▶ **Description of the task**
The data below should be printed in full, exactly, and without any of its images.

▶ **Exercise input**
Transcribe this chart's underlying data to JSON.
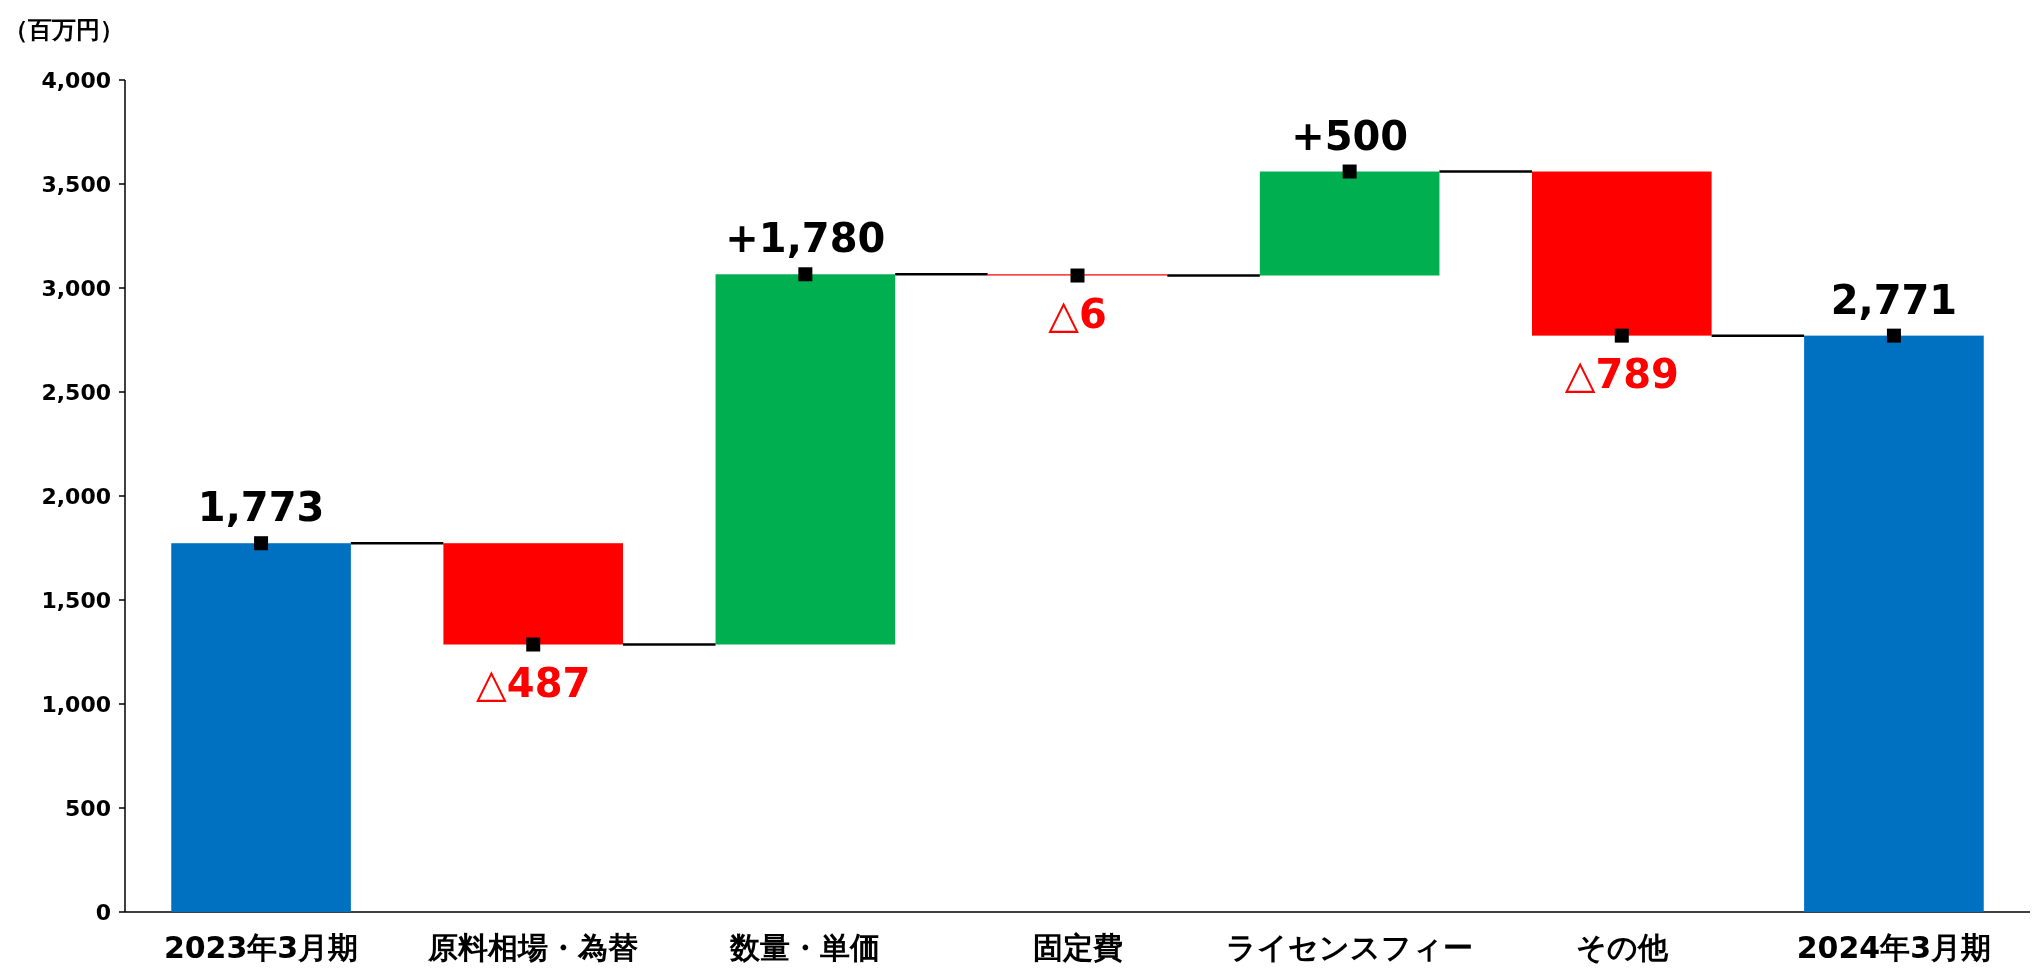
{
  "chart_data": {
    "type": "bar",
    "ylabel": "（百万円）",
    "categories": [
      "2023年3月期",
      "原料相場・為替",
      "数量・単価",
      "固定費",
      "ライセンスフィー",
      "その他",
      "2024年3月期"
    ],
    "series": [
      {
        "values": [
          1773,
          -487,
          1780,
          -6,
          500,
          -789,
          2771
        ],
        "base": [
          0,
          1773,
          1286,
          3066,
          3060,
          3560,
          0
        ],
        "colors": [
          "#0070c0",
          "#ff0000",
          "#00b050",
          "#ff0000",
          "#00b050",
          "#ff0000",
          "#0070c0"
        ],
        "value_labels": [
          "1,773",
          "△487",
          "+1,780",
          "△6",
          "+500",
          "△789",
          "2,771"
        ]
      },
      {
        "type": "scatter",
        "color": "#000000",
        "marker": "square",
        "values": [
          1773,
          1286,
          3066,
          3060,
          3560,
          2771,
          2771
        ]
      }
    ],
    "ylim": [
      0,
      4000
    ],
    "yticks": [
      0,
      500,
      {
        "value": 1000,
        "label": "1,000"
      },
      {
        "value": 1500,
        "label": "1,500"
      },
      {
        "value": 2000,
        "label": "2,000"
      },
      {
        "value": 2500,
        "label": "2,500"
      },
      {
        "value": 3000,
        "label": "3,000"
      },
      {
        "value": 3500,
        "label": "3,500"
      },
      {
        "value": 4000,
        "label": "4,000"
      }
    ]
  }
}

▶ **Reply to the exercise**
Transcribe this chart's underlying data to JSON.
{
  "chart_data": {
    "type": "bar",
    "ylabel": "（百万円）",
    "categories": [
      "2023年3月期",
      "原料相場・為替",
      "数量・単価",
      "固定費",
      "ライセンスフィー",
      "その他",
      "2024年3月期"
    ],
    "series": [
      {
        "values": [
          1773,
          -487,
          1780,
          -6,
          500,
          -789,
          2771
        ],
        "base": [
          0,
          1773,
          1286,
          3066,
          3060,
          3560,
          0
        ],
        "colors": [
          "#0070c0",
          "#ff0000",
          "#00b050",
          "#ff0000",
          "#00b050",
          "#ff0000",
          "#0070c0"
        ],
        "value_labels": [
          "1,773",
          "△487",
          "+1,780",
          "△6",
          "+500",
          "△789",
          "2,771"
        ]
      },
      {
        "type": "scatter",
        "color": "#000000",
        "marker": "square",
        "values": [
          1773,
          1286,
          3066,
          3060,
          3560,
          2771,
          2771
        ]
      }
    ],
    "ylim": [
      0,
      4000
    ],
    "yticks": [
      0,
      500,
      {
        "value": 1000,
        "label": "1,000"
      },
      {
        "value": 1500,
        "label": "1,500"
      },
      {
        "value": 2000,
        "label": "2,000"
      },
      {
        "value": 2500,
        "label": "2,500"
      },
      {
        "value": 3000,
        "label": "3,000"
      },
      {
        "value": 3500,
        "label": "3,500"
      },
      {
        "value": 4000,
        "label": "4,000"
      }
    ]
  }
}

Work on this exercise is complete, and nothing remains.